To do
The records below hold pictures; please leave those out and retype the rest exactly.

Input material

────────

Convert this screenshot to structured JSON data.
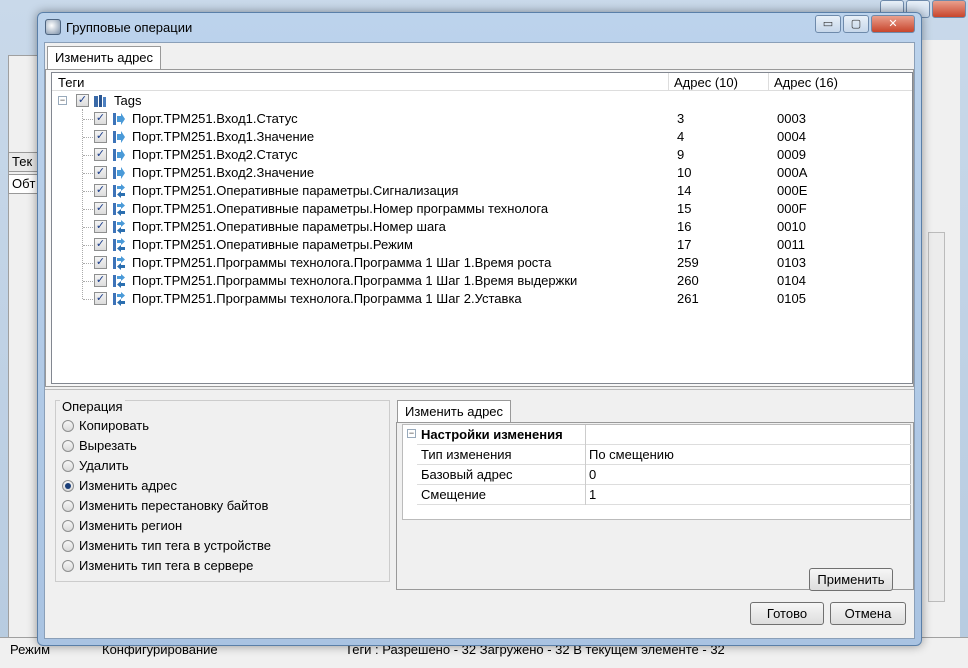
{
  "background": {
    "left_strip_label": "Тек",
    "left_tab_label": "Обт",
    "status": {
      "mode_label": "Режим",
      "mode_value": "Конфигурирование",
      "tags_summary": "Теги : Разрешено - 32 Загружено - 32 В текущем элементе - 32"
    }
  },
  "dialog": {
    "title": "Групповые операции",
    "title_buttons": {
      "minimize": "▭",
      "maximize": "▢",
      "close": "✕"
    },
    "top_tab": "Изменить адрес",
    "grid": {
      "headers": {
        "tags": "Теги",
        "addr10": "Адрес (10)",
        "addr16": "Адрес (16)"
      },
      "root": {
        "label": "Tags",
        "expander": "−",
        "checked": "✓"
      },
      "rows": [
        {
          "name": "Порт.ТРМ251.Вход1.Статус",
          "addr10": "3",
          "addr16": "0003",
          "icon": "arrow-right-icon"
        },
        {
          "name": "Порт.ТРМ251.Вход1.Значение",
          "addr10": "4",
          "addr16": "0004",
          "icon": "arrow-right-icon"
        },
        {
          "name": "Порт.ТРМ251.Вход2.Статус",
          "addr10": "9",
          "addr16": "0009",
          "icon": "arrow-right-icon"
        },
        {
          "name": "Порт.ТРМ251.Вход2.Значение",
          "addr10": "10",
          "addr16": "000A",
          "icon": "arrow-right-icon"
        },
        {
          "name": "Порт.ТРМ251.Оперативные параметры.Сигнализация",
          "addr10": "14",
          "addr16": "000E",
          "icon": "arrow-bidirectional-icon"
        },
        {
          "name": "Порт.ТРМ251.Оперативные параметры.Номер программы технолога",
          "addr10": "15",
          "addr16": "000F",
          "icon": "arrow-bidirectional-icon"
        },
        {
          "name": "Порт.ТРМ251.Оперативные параметры.Номер шага",
          "addr10": "16",
          "addr16": "0010",
          "icon": "arrow-bidirectional-icon"
        },
        {
          "name": "Порт.ТРМ251.Оперативные параметры.Режим",
          "addr10": "17",
          "addr16": "0011",
          "icon": "arrow-bidirectional-icon"
        },
        {
          "name": "Порт.ТРМ251.Программы технолога.Программа 1 Шаг 1.Время роста",
          "addr10": "259",
          "addr16": "0103",
          "icon": "arrow-bidirectional-icon"
        },
        {
          "name": "Порт.ТРМ251.Программы технолога.Программа 1 Шаг 1.Время выдержки",
          "addr10": "260",
          "addr16": "0104",
          "icon": "arrow-bidirectional-icon"
        },
        {
          "name": "Порт.ТРМ251.Программы технолога.Программа 1 Шаг 2.Уставка",
          "addr10": "261",
          "addr16": "0105",
          "icon": "arrow-bidirectional-icon"
        }
      ]
    },
    "operation": {
      "title": "Операция",
      "options": [
        {
          "label": "Копировать",
          "selected": false
        },
        {
          "label": "Вырезать",
          "selected": false
        },
        {
          "label": "Удалить",
          "selected": false
        },
        {
          "label": "Изменить адрес",
          "selected": true
        },
        {
          "label": "Изменить перестановку байтов",
          "selected": false
        },
        {
          "label": "Изменить регион",
          "selected": false
        },
        {
          "label": "Изменить тип тега в устройстве",
          "selected": false
        },
        {
          "label": "Изменить тип тега в сервере",
          "selected": false
        }
      ]
    },
    "change_panel": {
      "tab": "Изменить адрес",
      "section_title": "Настройки изменения",
      "section_expander": "−",
      "props": [
        {
          "key": "Тип изменения",
          "value": "По смещению"
        },
        {
          "key": "Базовый адрес",
          "value": "0"
        },
        {
          "key": "Смещение",
          "value": "1"
        }
      ],
      "apply_label": "Применить"
    },
    "ok_label": "Готово",
    "cancel_label": "Отмена"
  }
}
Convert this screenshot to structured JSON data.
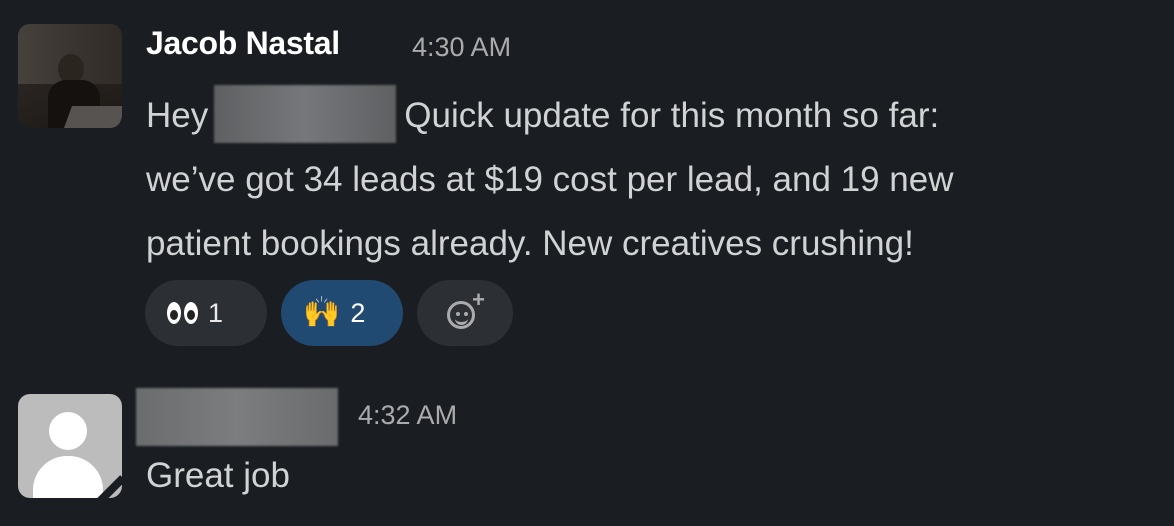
{
  "messages": [
    {
      "author": "Jacob Nastal",
      "time": "4:30 AM",
      "lines": [
        {
          "before": "Hey",
          "after": "Quick update for this month so far:"
        },
        {
          "text": "we’ve got 34 leads at $19 cost per lead, and 19 new"
        },
        {
          "text": "patient bookings already. New creatives crushing!"
        }
      ],
      "reactions": [
        {
          "emoji": "eyes-icon",
          "count": "1",
          "active": false
        },
        {
          "emoji": "raised-hands-icon",
          "count": "2",
          "active": true
        }
      ],
      "add_reaction_icon": "add-reaction-icon"
    },
    {
      "author": "",
      "time": "4:32 AM",
      "text": "Great job"
    }
  ],
  "colors": {
    "background": "#1a1d21",
    "reaction_bg": "#2c2f33",
    "reaction_active_bg": "#204a72",
    "text": "#d1d2d3",
    "timestamp": "#ababad"
  }
}
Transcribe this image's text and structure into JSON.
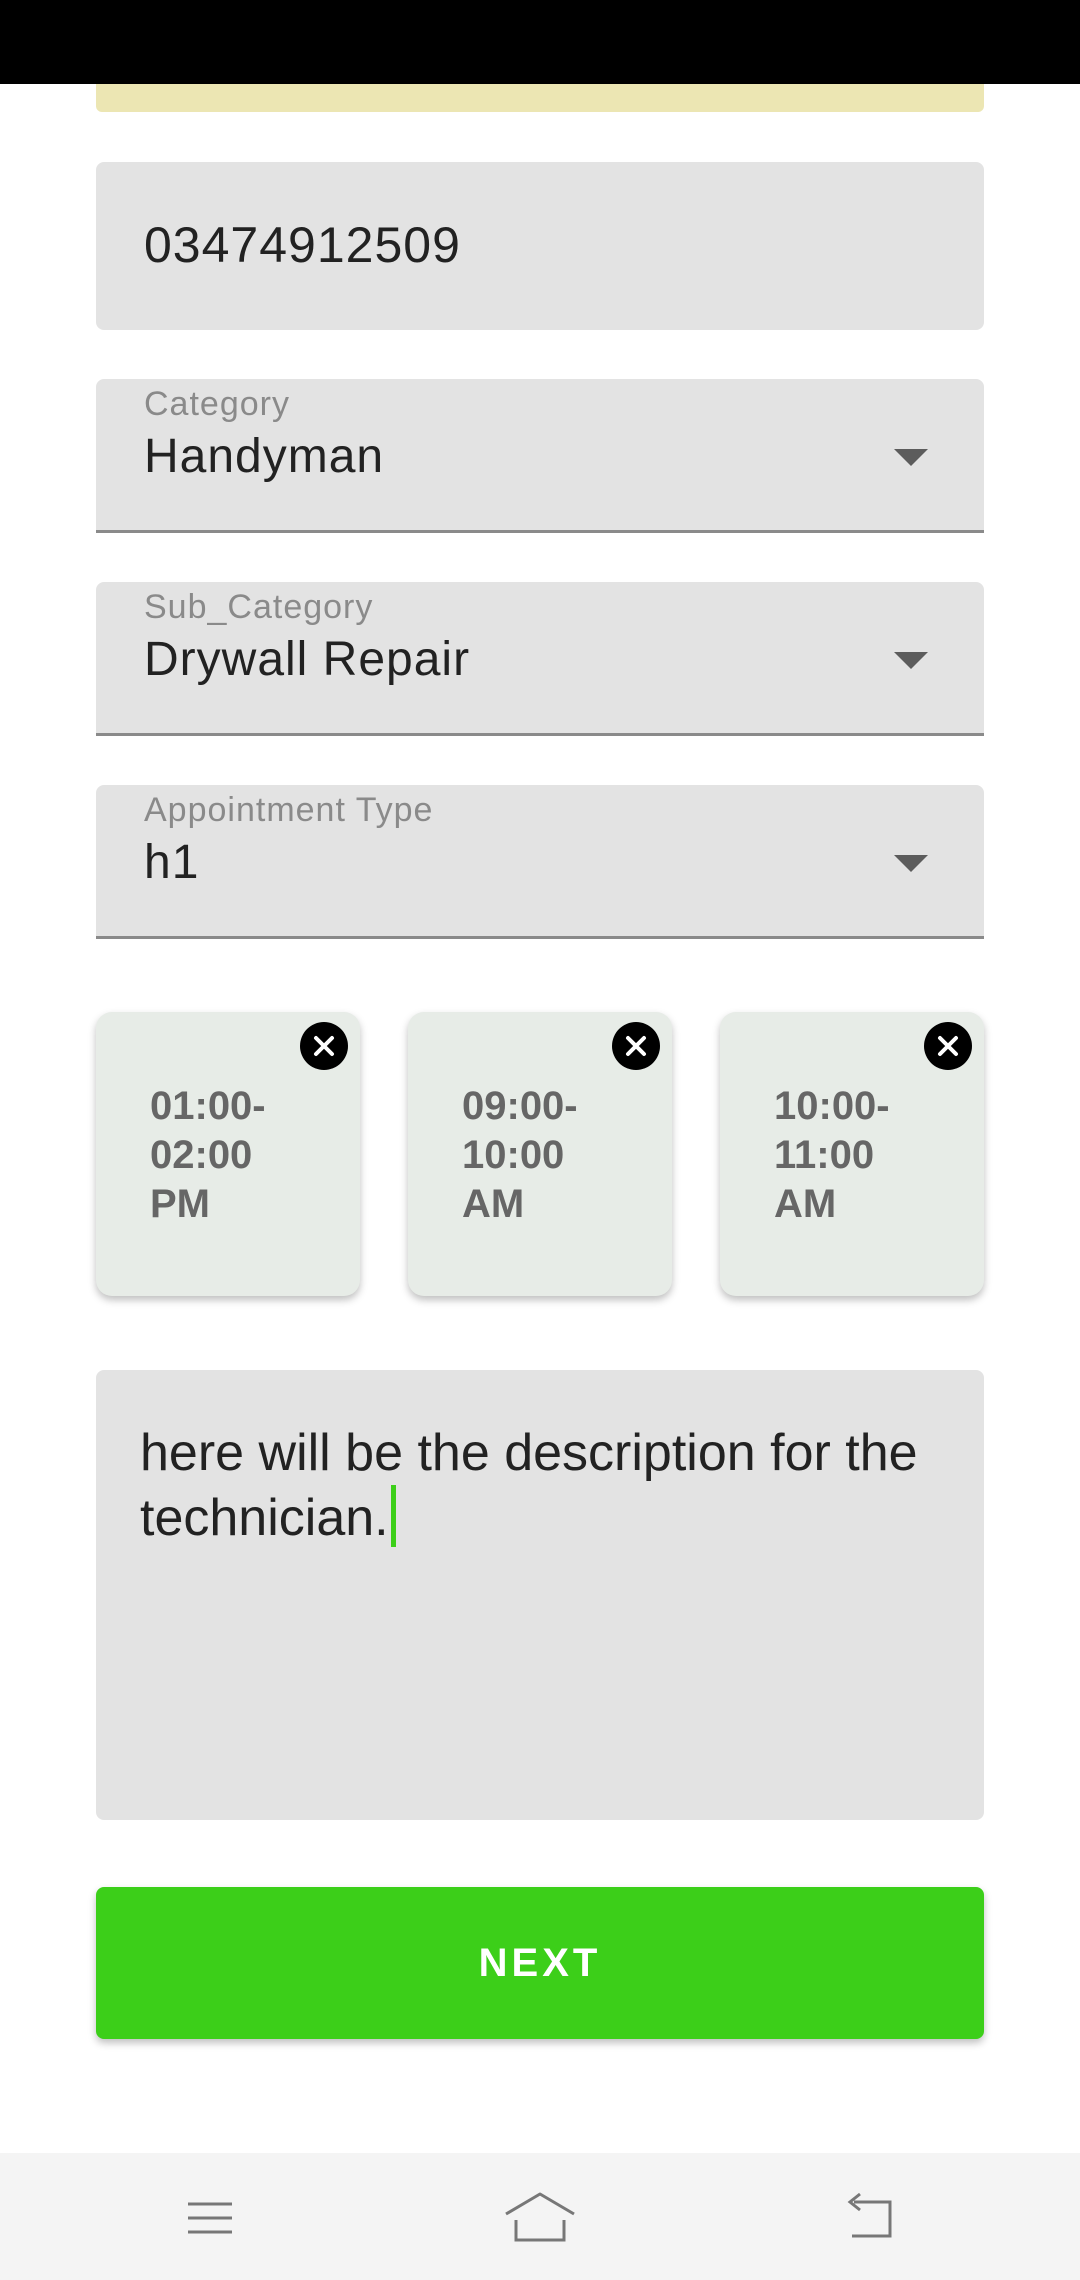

────────

Answer for this exercise
Convert this screenshot to structured JSON data.
{
  "background": {
    "left_strip_label": "Тек",
    "left_tab_label": "Обт",
    "status": {
      "mode_label": "Режим",
      "mode_value": "Конфигурирование",
      "tags_summary": "Теги : Разрешено - 32 Загружено - 32 В текущем элементе - 32"
    }
  },
  "dialog": {
    "title": "Групповые операции",
    "title_buttons": {
      "minimize": "▭",
      "maximize": "▢",
      "close": "✕"
    },
    "top_tab": "Изменить адрес",
    "grid": {
      "headers": {
        "tags": "Теги",
        "addr10": "Адрес (10)",
        "addr16": "Адрес (16)"
      },
      "root": {
        "label": "Tags",
        "expander": "−",
        "checked": "✓"
      },
      "rows": [
        {
          "name": "Порт.ТРМ251.Вход1.Статус",
          "addr10": "3",
          "addr16": "0003",
          "icon": "arrow-right-icon"
        },
        {
          "name": "Порт.ТРМ251.Вход1.Значение",
          "addr10": "4",
          "addr16": "0004",
          "icon": "arrow-right-icon"
        },
        {
          "name": "Порт.ТРМ251.Вход2.Статус",
          "addr10": "9",
          "addr16": "0009",
          "icon": "arrow-right-icon"
        },
        {
          "name": "Порт.ТРМ251.Вход2.Значение",
          "addr10": "10",
          "addr16": "000A",
          "icon": "arrow-right-icon"
        },
        {
          "name": "Порт.ТРМ251.Оперативные параметры.Сигнализация",
          "addr10": "14",
          "addr16": "000E",
          "icon": "arrow-bidirectional-icon"
        },
        {
          "name": "Порт.ТРМ251.Оперативные параметры.Номер программы технолога",
          "addr10": "15",
          "addr16": "000F",
          "icon": "arrow-bidirectional-icon"
        },
        {
          "name": "Порт.ТРМ251.Оперативные параметры.Номер шага",
          "addr10": "16",
          "addr16": "0010",
          "icon": "arrow-bidirectional-icon"
        },
        {
          "name": "Порт.ТРМ251.Оперативные параметры.Режим",
          "addr10": "17",
          "addr16": "0011",
          "icon": "arrow-bidirectional-icon"
        },
        {
          "name": "Порт.ТРМ251.Программы технолога.Программа 1 Шаг 1.Время роста",
          "addr10": "259",
          "addr16": "0103",
          "icon": "arrow-bidirectional-icon"
        },
        {
          "name": "Порт.ТРМ251.Программы технолога.Программа 1 Шаг 1.Время выдержки",
          "addr10": "260",
          "addr16": "0104",
          "icon": "arrow-bidirectional-icon"
        },
        {
          "name": "Порт.ТРМ251.Программы технолога.Программа 1 Шаг 2.Уставка",
          "addr10": "261",
          "addr16": "0105",
          "icon": "arrow-bidirectional-icon"
        }
      ]
    },
    "operation": {
      "title": "Операция",
      "options": [
        {
          "label": "Копировать",
          "selected": false
        },
        {
          "label": "Вырезать",
          "selected": false
        },
        {
          "label": "Удалить",
          "selected": false
        },
        {
          "label": "Изменить адрес",
          "selected": true
        },
        {
          "label": "Изменить перестановку байтов",
          "selected": false
        },
        {
          "label": "Изменить регион",
          "selected": false
        },
        {
          "label": "Изменить тип тега в устройстве",
          "selected": false
        },
        {
          "label": "Изменить тип тега в сервере",
          "selected": false
        }
      ]
    },
    "change_panel": {
      "tab": "Изменить адрес",
      "section_title": "Настройки изменения",
      "section_expander": "−",
      "props": [
        {
          "key": "Тип изменения",
          "value": "По смещению"
        },
        {
          "key": "Базовый адрес",
          "value": "0"
        },
        {
          "key": "Смещение",
          "value": "1"
        }
      ],
      "apply_label": "Применить"
    },
    "ok_label": "Готово",
    "cancel_label": "Отмена"
  }
}
Convert this screenshot to structured JSON data.
{
  "messages": [
    {
      "author": "Jacob Nastal",
      "time": "4:30 AM",
      "lines": [
        {
          "before": "Hey",
          "after": "Quick update for this month so far:"
        },
        {
          "text": "we’ve got 34 leads at $19 cost per lead, and 19 new"
        },
        {
          "text": "patient bookings already. New creatives crushing!"
        }
      ],
      "reactions": [
        {
          "emoji": "eyes-icon",
          "count": "1",
          "active": false
        },
        {
          "emoji": "raised-hands-icon",
          "count": "2",
          "active": true
        }
      ],
      "add_reaction_icon": "add-reaction-icon"
    },
    {
      "author": "",
      "time": "4:32 AM",
      "text": "Great job"
    }
  ],
  "colors": {
    "background": "#1a1d21",
    "reaction_bg": "#2c2f33",
    "reaction_active_bg": "#204a72",
    "text": "#d1d2d3",
    "timestamp": "#ababad"
  }
}
Transcribe this image's text and structure into JSON.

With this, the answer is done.